> **INFORMATION SUPPLIED**
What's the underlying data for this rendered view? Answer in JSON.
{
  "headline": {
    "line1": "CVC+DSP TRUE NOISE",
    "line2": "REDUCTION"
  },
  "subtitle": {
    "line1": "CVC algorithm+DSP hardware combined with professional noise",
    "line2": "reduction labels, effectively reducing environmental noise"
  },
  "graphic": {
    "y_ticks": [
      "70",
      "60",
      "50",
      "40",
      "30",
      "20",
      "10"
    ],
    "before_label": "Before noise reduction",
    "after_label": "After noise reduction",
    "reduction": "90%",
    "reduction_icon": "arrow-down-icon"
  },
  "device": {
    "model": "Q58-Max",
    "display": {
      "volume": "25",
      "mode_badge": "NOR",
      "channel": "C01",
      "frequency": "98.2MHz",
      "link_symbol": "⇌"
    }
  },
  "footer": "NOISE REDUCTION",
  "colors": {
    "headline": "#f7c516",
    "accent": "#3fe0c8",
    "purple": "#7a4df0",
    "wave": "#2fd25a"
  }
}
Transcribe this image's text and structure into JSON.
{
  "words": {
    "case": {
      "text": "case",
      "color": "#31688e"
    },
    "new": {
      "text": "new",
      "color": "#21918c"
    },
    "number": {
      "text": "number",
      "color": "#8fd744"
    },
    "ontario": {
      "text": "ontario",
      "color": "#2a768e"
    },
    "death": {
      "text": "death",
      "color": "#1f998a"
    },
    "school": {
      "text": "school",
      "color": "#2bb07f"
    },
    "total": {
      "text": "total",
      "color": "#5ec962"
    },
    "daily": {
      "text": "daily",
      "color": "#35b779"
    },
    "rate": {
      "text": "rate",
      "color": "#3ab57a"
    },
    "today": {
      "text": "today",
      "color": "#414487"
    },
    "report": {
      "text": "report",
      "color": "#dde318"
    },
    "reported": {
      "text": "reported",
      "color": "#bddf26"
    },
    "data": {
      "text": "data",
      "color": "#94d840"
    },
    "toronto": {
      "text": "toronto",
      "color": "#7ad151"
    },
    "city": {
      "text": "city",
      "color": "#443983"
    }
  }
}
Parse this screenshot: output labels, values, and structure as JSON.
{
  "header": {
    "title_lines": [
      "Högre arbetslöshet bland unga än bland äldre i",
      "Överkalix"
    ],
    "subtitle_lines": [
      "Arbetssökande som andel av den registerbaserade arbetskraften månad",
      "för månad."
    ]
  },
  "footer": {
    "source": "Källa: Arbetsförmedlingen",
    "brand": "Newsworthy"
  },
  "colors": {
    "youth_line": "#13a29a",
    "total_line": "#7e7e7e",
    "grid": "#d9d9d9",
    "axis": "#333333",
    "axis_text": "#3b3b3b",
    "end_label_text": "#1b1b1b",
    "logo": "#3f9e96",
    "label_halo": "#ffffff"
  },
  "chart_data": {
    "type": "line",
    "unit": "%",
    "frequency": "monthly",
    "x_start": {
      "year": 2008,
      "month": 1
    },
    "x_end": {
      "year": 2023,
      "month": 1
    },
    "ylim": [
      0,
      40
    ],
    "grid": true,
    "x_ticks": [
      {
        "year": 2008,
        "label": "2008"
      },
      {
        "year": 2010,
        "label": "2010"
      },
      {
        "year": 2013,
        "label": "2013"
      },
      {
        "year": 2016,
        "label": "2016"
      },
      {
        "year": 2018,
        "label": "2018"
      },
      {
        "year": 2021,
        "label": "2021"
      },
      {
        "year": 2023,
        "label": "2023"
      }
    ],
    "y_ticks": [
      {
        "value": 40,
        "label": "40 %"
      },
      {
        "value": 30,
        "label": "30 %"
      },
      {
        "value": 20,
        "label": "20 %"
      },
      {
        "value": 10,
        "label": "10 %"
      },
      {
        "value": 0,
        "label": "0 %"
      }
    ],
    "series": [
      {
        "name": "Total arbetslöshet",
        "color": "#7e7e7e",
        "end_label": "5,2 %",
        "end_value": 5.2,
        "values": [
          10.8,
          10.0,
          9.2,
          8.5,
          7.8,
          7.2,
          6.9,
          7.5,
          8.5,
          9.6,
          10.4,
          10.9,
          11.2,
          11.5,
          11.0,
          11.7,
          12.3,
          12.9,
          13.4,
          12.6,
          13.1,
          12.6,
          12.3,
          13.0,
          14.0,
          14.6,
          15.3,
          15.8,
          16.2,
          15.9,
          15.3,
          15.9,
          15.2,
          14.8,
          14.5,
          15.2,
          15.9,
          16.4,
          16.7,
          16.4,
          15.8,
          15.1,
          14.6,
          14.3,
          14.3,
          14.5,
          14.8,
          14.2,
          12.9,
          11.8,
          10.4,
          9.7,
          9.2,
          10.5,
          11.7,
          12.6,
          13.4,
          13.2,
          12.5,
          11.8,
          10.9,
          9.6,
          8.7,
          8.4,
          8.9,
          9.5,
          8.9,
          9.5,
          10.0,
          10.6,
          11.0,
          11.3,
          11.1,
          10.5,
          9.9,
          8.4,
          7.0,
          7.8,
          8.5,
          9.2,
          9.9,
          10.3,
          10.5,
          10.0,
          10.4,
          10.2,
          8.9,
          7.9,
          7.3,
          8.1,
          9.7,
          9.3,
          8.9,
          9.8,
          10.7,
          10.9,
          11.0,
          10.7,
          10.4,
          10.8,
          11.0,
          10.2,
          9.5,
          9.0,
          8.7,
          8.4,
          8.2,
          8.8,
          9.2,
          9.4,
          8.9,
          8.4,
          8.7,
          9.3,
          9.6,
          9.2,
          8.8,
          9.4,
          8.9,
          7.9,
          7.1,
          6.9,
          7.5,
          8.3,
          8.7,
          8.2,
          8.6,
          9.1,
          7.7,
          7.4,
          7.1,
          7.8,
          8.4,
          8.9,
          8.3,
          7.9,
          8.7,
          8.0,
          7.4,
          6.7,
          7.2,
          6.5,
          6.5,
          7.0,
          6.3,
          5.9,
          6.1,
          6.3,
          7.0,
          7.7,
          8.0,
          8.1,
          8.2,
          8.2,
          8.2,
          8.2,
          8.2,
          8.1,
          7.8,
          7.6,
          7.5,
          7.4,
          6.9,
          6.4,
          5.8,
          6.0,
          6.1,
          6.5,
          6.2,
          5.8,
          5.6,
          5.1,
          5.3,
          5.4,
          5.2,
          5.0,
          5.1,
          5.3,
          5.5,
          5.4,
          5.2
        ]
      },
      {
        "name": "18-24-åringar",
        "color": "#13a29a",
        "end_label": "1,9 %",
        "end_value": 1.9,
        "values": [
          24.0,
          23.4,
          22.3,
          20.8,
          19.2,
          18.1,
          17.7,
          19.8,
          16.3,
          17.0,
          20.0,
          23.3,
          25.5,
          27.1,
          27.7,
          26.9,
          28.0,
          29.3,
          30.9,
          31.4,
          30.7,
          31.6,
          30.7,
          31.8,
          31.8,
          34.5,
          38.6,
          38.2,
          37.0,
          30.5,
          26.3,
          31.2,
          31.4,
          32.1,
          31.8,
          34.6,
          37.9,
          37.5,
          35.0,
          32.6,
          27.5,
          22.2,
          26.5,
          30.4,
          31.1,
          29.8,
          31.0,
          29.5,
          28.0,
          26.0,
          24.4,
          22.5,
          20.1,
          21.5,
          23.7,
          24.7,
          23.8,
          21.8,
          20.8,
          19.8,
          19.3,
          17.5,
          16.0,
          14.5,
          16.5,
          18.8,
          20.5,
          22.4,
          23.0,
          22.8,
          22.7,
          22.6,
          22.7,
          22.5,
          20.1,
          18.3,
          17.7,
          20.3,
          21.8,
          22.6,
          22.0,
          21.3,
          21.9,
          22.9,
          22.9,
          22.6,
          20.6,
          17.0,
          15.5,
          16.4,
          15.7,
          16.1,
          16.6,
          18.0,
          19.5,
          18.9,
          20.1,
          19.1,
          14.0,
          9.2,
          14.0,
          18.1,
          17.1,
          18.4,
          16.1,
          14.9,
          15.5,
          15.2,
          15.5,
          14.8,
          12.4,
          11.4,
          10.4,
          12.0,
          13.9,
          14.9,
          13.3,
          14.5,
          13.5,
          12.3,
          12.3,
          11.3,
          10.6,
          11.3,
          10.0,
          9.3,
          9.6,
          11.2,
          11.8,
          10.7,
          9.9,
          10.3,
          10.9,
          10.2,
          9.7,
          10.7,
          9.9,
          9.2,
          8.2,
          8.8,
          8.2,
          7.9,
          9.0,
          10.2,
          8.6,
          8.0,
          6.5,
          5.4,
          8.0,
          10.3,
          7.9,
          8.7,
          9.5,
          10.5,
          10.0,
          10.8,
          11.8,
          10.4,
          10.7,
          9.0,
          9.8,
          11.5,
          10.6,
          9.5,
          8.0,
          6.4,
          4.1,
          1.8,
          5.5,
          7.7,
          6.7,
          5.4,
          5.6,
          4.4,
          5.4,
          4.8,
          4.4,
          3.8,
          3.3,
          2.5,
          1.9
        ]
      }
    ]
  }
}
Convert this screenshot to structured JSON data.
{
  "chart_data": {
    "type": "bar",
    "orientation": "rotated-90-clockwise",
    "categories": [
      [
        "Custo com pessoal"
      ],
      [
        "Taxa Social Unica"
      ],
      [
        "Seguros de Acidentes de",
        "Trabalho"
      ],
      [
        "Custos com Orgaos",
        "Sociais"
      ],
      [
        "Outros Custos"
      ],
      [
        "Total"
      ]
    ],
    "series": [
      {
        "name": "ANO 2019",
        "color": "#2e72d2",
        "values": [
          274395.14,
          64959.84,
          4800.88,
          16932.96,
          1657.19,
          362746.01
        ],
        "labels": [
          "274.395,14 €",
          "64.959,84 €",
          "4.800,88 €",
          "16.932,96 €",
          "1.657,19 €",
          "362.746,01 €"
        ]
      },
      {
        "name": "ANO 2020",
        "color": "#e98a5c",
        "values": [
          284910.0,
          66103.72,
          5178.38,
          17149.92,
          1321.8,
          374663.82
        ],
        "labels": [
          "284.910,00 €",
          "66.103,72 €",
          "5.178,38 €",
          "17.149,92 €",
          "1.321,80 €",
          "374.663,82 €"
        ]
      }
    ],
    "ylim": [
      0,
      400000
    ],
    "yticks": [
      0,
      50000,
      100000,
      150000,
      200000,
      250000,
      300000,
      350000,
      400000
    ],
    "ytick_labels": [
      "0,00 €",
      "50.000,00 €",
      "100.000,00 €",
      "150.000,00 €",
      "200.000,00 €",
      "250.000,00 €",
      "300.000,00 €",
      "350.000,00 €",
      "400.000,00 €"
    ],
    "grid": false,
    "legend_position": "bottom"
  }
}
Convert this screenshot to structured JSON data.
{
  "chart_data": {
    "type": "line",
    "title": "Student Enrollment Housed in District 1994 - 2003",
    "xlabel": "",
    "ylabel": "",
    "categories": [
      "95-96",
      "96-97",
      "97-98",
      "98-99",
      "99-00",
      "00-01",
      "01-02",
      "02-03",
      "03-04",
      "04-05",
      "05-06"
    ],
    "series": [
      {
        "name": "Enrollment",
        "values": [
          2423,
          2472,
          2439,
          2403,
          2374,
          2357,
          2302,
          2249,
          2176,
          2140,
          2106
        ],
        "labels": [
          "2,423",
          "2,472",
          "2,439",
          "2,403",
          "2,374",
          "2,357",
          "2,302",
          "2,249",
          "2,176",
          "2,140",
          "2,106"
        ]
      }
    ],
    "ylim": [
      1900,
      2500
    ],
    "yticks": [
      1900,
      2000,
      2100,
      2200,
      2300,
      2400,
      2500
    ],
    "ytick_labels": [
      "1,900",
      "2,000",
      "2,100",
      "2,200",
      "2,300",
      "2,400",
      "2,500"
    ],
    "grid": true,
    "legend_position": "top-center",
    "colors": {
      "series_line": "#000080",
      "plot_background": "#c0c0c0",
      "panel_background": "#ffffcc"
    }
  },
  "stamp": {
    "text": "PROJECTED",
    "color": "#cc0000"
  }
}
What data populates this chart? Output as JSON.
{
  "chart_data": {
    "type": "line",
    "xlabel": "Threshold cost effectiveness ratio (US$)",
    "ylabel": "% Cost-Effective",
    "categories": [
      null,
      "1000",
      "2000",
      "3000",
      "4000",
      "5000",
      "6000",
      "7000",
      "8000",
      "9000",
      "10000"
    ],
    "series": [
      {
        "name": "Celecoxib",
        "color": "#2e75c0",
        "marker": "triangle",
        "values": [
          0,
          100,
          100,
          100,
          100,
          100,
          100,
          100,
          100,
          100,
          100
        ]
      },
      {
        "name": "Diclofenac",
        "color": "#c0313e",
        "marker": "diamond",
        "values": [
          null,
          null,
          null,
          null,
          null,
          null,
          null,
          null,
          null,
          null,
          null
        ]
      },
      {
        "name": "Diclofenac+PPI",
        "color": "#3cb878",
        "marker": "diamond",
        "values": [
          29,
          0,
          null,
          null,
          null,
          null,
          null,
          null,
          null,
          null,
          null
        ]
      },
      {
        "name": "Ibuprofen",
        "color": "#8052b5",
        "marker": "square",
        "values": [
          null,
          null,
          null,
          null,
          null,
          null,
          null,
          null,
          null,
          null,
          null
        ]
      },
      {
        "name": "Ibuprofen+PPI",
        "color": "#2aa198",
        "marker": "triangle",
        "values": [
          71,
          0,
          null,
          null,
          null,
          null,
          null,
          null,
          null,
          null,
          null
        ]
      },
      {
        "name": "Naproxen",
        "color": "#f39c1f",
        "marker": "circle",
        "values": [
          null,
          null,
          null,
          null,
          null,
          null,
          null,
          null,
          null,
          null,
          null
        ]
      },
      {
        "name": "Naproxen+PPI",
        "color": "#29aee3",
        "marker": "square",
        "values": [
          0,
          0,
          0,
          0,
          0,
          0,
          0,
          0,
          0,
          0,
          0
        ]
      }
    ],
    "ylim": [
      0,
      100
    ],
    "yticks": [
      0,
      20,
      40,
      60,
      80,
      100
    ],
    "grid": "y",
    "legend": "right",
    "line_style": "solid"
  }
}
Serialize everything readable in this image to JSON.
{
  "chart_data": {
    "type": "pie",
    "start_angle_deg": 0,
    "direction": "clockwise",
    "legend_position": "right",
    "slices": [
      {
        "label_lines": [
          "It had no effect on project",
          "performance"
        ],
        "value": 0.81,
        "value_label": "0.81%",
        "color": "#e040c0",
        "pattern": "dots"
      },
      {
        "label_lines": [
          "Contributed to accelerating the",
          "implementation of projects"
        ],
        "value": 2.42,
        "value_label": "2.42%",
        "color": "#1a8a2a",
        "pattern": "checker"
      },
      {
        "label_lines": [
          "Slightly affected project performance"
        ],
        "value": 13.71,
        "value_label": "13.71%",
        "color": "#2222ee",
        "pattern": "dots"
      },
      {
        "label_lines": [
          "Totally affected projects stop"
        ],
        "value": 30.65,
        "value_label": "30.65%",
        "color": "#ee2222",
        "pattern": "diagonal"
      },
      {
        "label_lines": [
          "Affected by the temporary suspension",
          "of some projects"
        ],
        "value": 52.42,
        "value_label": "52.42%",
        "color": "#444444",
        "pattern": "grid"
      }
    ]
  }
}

> **EXERCISE DETAILS**
Search the records for the string "JSON" and return every line in which it occurs.

> **WRITTEN ANSWER**
What's the underlying data for this rendered view? Answer in JSON.
Transcribe this image's text and structure into JSON.
Parse this screenshot: output labels, values, and structure as JSON.
Convert this screenshot to structured JSON data.
Convert this screenshot to structured JSON data.
What data populates this chart? Output as JSON.
Serialize everything readable in this image to JSON.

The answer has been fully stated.